= EXERCISE OBJECTIVE =
If a line in the data holds the string "JSON", list it.

= Figure dataset records =
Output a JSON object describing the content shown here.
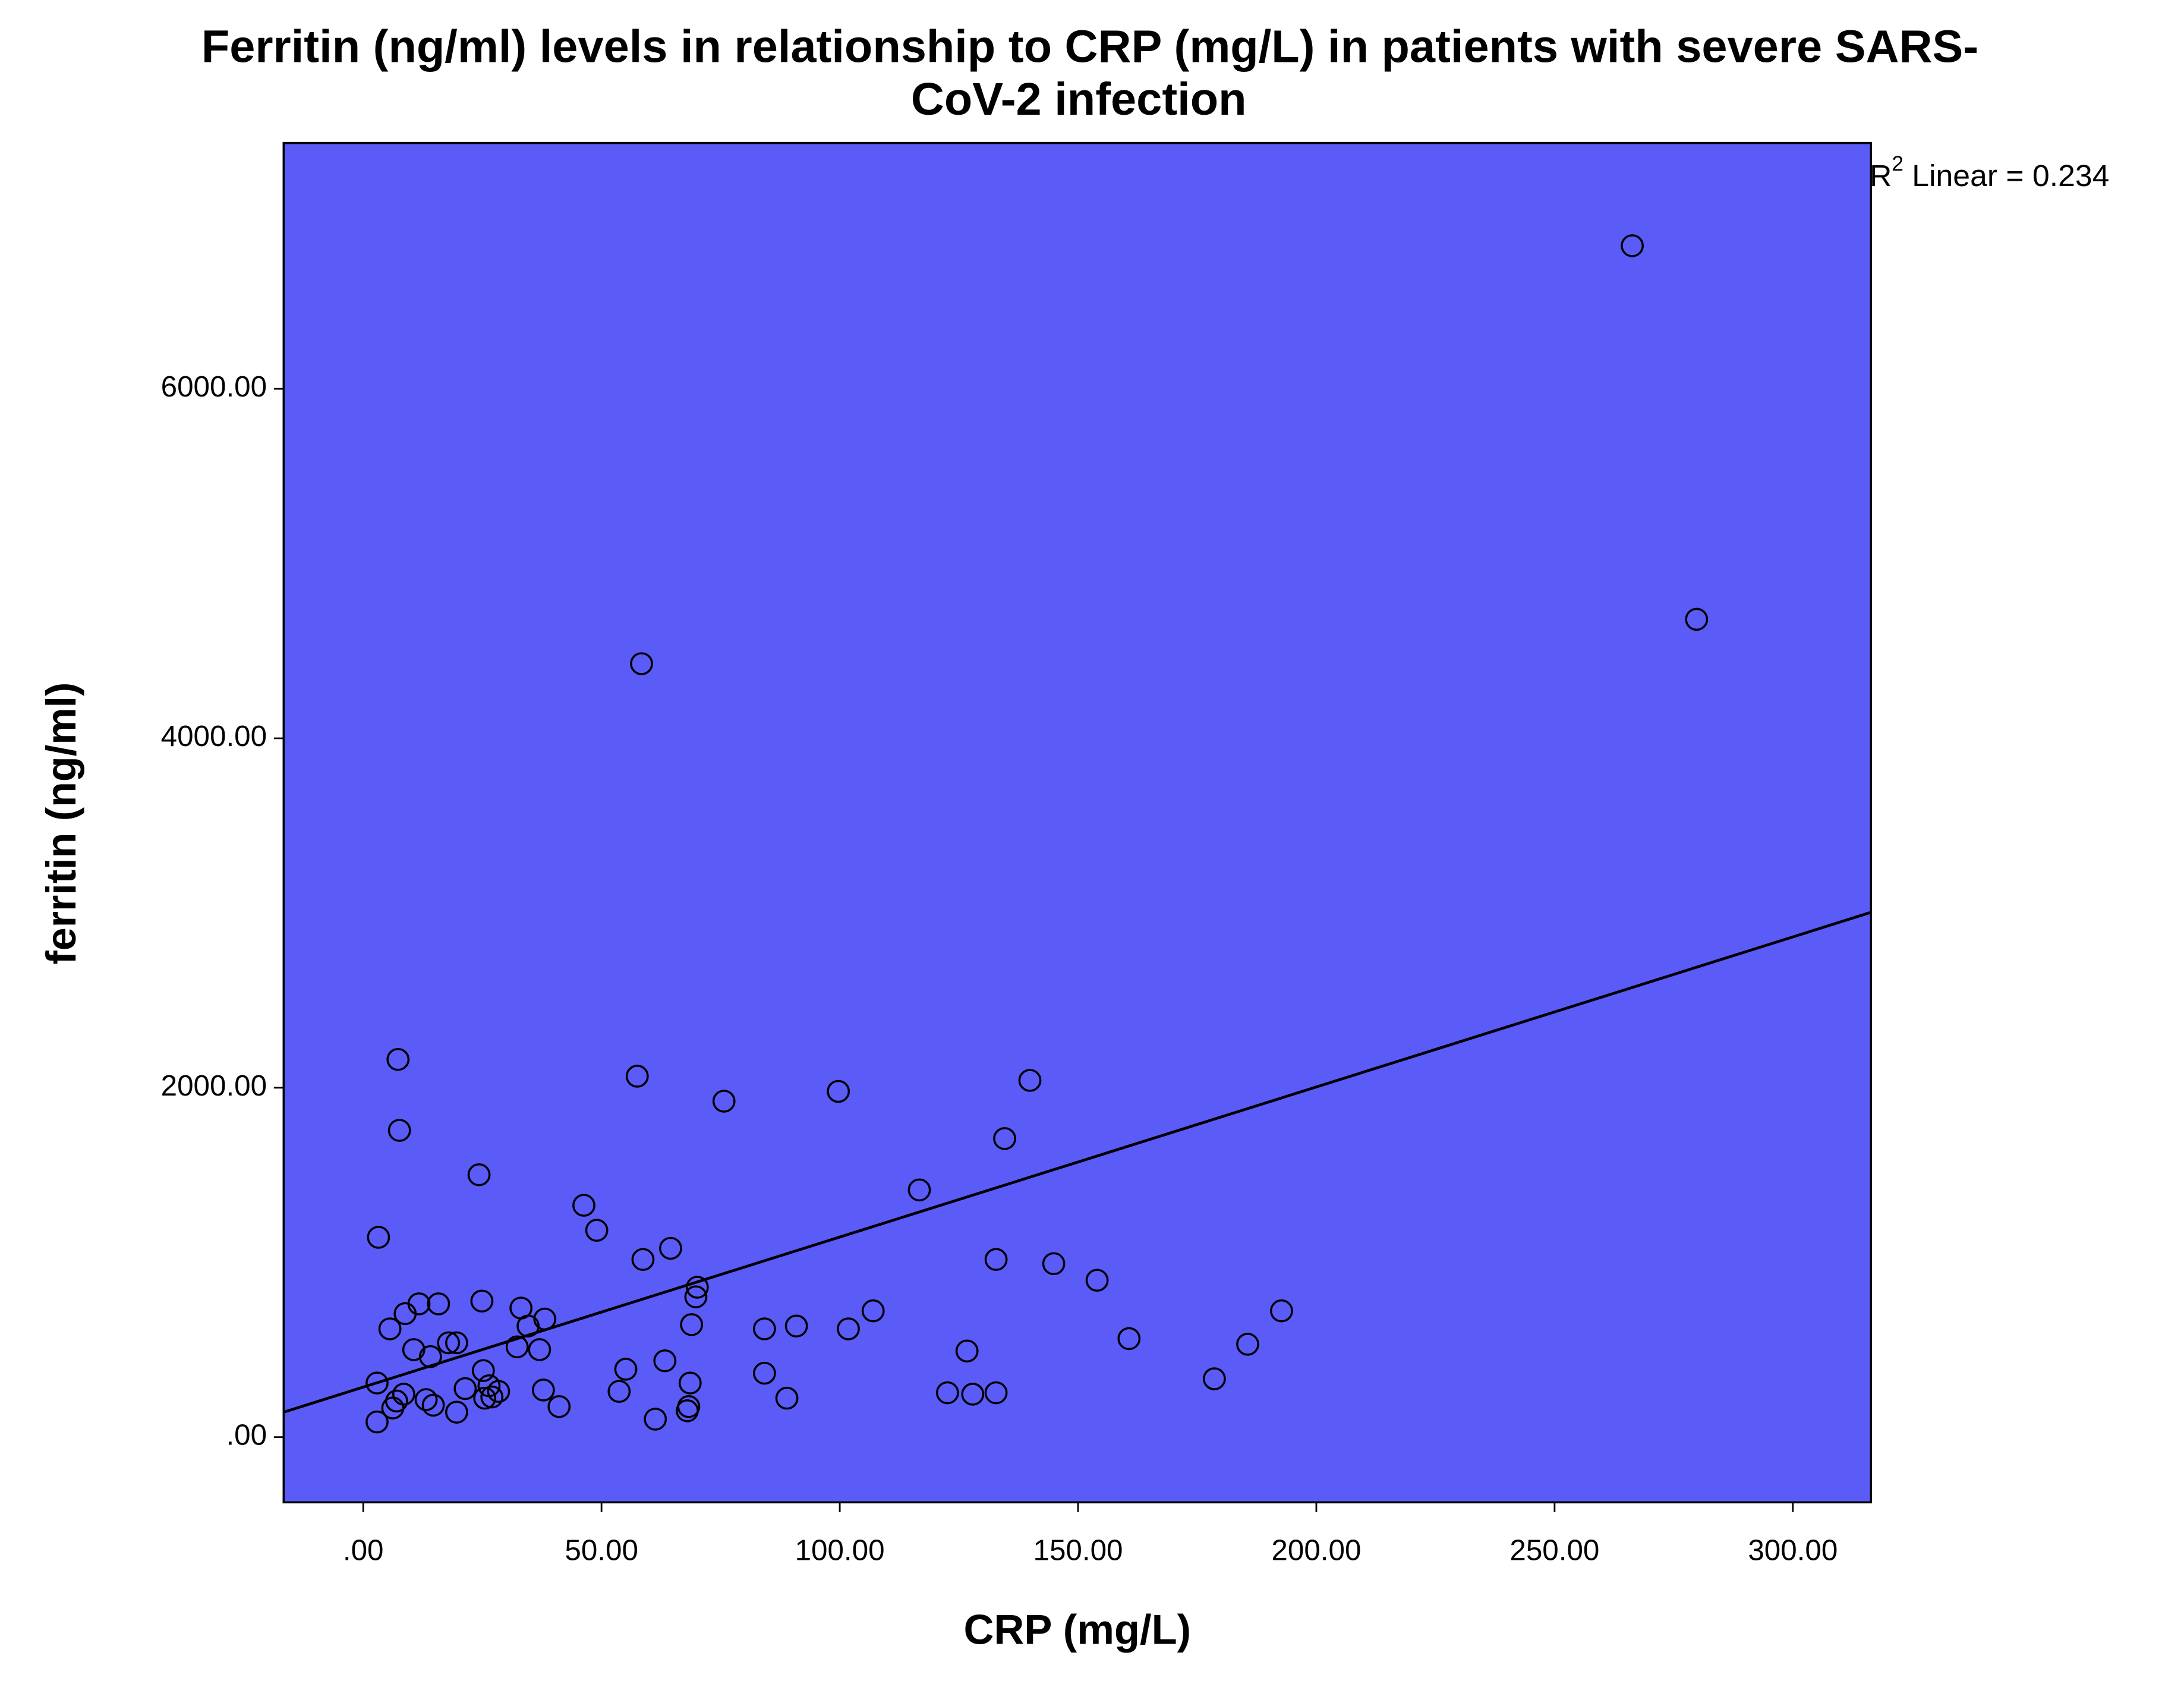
{
  "chart_data": {
    "type": "scatter",
    "title": [
      "Ferritin (ng/ml) levels in relationship to CRP (mg/L) in patients with severe SARS-",
      "CoV-2 infection"
    ],
    "x_label": "CRP (mg/L)",
    "y_label": "ferritin (ng/ml)",
    "annotation": {
      "prefix": "R",
      "superscript": "2",
      "text": " Linear = 0.234"
    },
    "background": "#5b5bf8",
    "color": "#000000",
    "xlim": [
      -16.7,
      316.4
    ],
    "ylim": [
      -373,
      7407
    ],
    "xticks": [
      {
        "value": 0,
        "label": ".00"
      },
      {
        "value": 50,
        "label": "50.00"
      },
      {
        "value": 100,
        "label": "100.00"
      },
      {
        "value": 150,
        "label": "150.00"
      },
      {
        "value": 200,
        "label": "200.00"
      },
      {
        "value": 250,
        "label": "250.00"
      },
      {
        "value": 300,
        "label": "300.00"
      }
    ],
    "yticks": [
      {
        "value": 0,
        "label": ".00"
      },
      {
        "value": 2000,
        "label": "2000.00"
      },
      {
        "value": 4000,
        "label": "4000.00"
      },
      {
        "value": 6000,
        "label": "6000.00"
      }
    ],
    "x": [
      266.3,
      279.8,
      58.4,
      7.3,
      57.5,
      75.7,
      99.7,
      139.9,
      7.6,
      134.6,
      24.3,
      116.7,
      46.3,
      49.0,
      3.2,
      64.5,
      58.7,
      132.8,
      144.9,
      154.0,
      70.1,
      69.8,
      24.9,
      11.7,
      15.8,
      33.1,
      8.8,
      192.7,
      107.0,
      38.1,
      5.6,
      34.6,
      68.9,
      90.9,
      84.2,
      101.8,
      160.7,
      185.6,
      17.9,
      19.6,
      32.3,
      37.0,
      10.6,
      126.7,
      14.1,
      63.3,
      55.1,
      25.2,
      84.2,
      178.6,
      2.9,
      68.6,
      26.4,
      37.8,
      21.4,
      53.7,
      28.4,
      122.6,
      127.9,
      132.8,
      8.5,
      25.5,
      27.0,
      13.2,
      88.9,
      7.0,
      14.7,
      41.1,
      68.3,
      68.0,
      6.2,
      19.6,
      61.3,
      2.9
    ],
    "values": [
      6819,
      4681,
      4427,
      2162,
      2066,
      1923,
      1979,
      2042,
      1756,
      1709,
      1502,
      1415,
      1327,
      1184,
      1144,
      1081,
      1017,
      1017,
      993,
      898,
      858,
      803,
      779,
      763,
      763,
      739,
      707,
      723,
      723,
      676,
      620,
      636,
      644,
      636,
      620,
      620,
      564,
      532,
      540,
      540,
      517,
      501,
      501,
      493,
      461,
      437,
      389,
      381,
      366,
      334,
      310,
      310,
      294,
      270,
      278,
      262,
      262,
      254,
      246,
      254,
      246,
      223,
      230,
      215,
      223,
      207,
      183,
      175,
      175,
      151,
      167,
      143,
      103,
      87
    ],
    "fit_line": {
      "x": [
        -16.7,
        316.4
      ],
      "y": [
        143,
        3004
      ]
    }
  }
}
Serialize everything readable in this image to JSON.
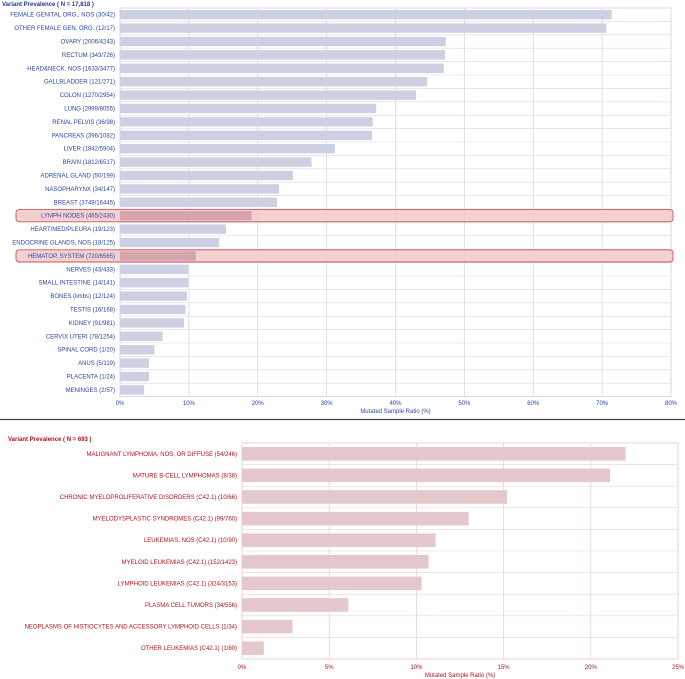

= ANSWER TO THIS TASK =
Output a JSON object describing the content shown here.
Serialize everything readable in this image to JSON.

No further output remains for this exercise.